__Work to complete__. Copy each line below that contains "name".

:: Data excerpts ::

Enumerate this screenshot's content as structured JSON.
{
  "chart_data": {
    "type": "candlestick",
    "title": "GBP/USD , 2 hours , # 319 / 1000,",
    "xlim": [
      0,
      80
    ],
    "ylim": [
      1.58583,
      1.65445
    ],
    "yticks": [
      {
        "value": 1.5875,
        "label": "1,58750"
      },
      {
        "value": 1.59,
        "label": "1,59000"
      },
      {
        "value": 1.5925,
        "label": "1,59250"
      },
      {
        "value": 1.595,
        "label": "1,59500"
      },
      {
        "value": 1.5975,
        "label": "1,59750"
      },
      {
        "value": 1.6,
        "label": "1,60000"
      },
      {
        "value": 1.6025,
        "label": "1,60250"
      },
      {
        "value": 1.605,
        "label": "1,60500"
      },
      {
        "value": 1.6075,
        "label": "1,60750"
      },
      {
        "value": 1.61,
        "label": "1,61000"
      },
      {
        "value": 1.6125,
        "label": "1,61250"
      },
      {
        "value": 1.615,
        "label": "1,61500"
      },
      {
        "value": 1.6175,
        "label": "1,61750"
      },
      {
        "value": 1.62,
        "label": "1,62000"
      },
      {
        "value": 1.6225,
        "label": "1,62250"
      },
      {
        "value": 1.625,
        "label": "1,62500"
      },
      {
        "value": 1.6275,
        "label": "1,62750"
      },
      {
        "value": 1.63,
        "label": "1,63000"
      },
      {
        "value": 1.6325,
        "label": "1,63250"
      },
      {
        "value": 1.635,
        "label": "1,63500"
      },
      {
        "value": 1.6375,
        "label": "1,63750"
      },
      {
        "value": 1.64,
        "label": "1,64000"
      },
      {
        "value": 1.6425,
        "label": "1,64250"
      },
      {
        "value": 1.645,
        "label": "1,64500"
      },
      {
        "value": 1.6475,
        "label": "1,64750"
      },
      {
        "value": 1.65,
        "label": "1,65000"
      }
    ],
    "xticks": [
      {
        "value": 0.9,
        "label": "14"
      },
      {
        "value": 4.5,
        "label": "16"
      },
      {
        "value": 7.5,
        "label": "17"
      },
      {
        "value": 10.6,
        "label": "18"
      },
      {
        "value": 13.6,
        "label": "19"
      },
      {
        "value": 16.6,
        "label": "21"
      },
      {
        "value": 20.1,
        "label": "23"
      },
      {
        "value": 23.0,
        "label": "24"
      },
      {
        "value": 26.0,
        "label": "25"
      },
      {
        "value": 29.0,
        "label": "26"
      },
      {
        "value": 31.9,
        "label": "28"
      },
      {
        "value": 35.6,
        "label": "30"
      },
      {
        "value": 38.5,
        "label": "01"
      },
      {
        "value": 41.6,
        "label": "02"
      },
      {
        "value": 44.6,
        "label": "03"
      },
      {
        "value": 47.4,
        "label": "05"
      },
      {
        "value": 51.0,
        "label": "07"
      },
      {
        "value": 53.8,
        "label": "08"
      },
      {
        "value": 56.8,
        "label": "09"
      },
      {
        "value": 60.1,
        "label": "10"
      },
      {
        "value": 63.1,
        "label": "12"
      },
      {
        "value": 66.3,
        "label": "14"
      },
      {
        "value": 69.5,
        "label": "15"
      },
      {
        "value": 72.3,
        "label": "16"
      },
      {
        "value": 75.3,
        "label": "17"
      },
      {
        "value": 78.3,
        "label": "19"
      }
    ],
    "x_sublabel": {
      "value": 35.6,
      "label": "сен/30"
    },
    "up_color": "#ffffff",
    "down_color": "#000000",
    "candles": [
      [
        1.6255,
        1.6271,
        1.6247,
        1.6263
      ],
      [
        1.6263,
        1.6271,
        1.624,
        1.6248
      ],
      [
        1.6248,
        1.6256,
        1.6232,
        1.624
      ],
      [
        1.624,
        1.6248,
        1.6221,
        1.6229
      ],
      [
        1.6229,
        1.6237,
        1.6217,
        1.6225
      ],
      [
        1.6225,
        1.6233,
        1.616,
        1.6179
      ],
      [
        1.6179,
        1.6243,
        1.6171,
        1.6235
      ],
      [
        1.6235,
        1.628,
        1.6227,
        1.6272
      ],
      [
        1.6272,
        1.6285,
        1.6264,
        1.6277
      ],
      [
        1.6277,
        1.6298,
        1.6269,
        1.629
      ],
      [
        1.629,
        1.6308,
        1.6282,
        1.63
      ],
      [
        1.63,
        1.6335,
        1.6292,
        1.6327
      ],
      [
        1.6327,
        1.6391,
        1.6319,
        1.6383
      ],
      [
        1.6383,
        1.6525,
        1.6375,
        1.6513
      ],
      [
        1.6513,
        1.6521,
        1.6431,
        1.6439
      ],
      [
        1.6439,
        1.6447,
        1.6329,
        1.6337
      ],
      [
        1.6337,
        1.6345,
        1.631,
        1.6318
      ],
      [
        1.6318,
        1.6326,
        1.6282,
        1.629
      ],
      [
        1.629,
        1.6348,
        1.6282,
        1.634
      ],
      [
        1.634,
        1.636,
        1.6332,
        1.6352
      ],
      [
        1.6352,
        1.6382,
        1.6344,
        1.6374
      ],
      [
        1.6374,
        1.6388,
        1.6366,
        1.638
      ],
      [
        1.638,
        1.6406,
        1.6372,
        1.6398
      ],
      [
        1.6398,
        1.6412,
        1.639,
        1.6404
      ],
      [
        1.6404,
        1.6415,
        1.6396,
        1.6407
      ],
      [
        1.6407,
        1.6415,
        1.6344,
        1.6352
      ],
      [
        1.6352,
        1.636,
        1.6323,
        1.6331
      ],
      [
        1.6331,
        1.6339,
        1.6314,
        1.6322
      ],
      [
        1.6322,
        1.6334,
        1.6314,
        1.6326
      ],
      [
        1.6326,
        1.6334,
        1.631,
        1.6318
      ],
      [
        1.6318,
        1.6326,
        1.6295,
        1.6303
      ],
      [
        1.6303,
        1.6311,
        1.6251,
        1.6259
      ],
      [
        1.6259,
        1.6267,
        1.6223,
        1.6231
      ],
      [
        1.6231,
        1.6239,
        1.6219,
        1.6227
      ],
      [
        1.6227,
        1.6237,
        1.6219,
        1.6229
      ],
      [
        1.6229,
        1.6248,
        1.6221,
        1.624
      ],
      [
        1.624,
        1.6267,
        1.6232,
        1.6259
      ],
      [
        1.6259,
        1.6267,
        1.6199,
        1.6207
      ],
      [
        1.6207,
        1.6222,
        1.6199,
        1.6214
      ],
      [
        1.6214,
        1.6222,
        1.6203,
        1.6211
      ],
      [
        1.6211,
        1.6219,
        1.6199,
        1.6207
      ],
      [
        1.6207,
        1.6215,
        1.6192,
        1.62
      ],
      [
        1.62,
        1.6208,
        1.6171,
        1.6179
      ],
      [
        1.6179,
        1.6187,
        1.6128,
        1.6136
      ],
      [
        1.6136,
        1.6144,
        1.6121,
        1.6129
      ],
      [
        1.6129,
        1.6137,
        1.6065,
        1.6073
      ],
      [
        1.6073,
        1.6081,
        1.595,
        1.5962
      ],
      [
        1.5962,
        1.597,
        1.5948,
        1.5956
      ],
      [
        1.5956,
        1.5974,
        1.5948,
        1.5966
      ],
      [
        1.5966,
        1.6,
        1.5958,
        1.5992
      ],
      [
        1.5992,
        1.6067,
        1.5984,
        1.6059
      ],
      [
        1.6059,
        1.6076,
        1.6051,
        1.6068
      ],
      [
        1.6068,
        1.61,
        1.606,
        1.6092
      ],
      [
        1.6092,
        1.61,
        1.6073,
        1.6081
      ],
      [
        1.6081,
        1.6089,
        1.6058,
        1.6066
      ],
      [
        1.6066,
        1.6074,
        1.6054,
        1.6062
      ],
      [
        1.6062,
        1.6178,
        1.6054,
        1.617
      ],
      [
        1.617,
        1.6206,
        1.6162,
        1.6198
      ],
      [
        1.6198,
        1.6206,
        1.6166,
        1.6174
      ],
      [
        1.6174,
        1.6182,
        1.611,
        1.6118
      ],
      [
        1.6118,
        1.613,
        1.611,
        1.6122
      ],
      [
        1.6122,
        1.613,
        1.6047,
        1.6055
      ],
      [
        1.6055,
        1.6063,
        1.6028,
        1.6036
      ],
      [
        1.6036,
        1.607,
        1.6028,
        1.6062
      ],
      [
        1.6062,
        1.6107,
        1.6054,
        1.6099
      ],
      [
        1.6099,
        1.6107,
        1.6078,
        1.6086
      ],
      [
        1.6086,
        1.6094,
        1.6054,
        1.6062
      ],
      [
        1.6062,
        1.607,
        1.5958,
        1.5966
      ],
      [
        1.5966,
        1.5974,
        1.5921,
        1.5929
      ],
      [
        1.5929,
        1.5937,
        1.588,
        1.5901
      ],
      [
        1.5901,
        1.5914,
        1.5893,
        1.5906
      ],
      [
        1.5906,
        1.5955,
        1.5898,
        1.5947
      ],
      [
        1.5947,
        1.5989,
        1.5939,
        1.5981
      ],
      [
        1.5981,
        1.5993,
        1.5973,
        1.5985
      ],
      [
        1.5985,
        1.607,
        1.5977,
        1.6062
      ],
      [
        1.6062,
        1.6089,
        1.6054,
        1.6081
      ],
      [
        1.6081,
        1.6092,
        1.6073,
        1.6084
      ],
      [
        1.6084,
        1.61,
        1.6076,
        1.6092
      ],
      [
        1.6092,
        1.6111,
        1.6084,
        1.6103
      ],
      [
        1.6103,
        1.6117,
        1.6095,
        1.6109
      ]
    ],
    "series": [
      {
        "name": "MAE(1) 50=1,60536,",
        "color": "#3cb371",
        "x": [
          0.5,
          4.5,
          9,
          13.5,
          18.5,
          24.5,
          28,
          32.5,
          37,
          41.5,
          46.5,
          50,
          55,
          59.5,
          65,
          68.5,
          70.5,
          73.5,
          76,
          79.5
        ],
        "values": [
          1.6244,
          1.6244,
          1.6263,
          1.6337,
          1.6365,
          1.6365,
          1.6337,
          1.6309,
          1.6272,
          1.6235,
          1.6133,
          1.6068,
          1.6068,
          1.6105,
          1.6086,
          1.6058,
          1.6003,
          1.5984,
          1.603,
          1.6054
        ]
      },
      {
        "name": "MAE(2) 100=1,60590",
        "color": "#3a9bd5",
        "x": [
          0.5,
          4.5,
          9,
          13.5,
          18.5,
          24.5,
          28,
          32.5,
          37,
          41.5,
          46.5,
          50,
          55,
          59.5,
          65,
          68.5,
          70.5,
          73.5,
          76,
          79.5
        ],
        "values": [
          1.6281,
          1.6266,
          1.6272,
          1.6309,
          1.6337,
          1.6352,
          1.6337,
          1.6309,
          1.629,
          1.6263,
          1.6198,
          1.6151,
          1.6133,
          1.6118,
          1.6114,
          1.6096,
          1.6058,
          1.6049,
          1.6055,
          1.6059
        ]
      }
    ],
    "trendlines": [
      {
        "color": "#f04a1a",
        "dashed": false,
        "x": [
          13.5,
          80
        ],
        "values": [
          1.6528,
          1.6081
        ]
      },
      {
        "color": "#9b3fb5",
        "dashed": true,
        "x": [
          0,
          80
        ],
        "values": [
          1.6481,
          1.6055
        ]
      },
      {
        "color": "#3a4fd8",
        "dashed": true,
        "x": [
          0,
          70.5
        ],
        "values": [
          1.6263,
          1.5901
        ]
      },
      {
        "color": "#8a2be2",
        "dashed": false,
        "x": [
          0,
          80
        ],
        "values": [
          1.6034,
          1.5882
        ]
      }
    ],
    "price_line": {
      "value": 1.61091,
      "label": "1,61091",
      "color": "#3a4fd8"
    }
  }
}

:::

__Solved problem__.
        "name": "MAE(1) 50=1,60536,",
        "name": "MAE(2) 100=1,60590",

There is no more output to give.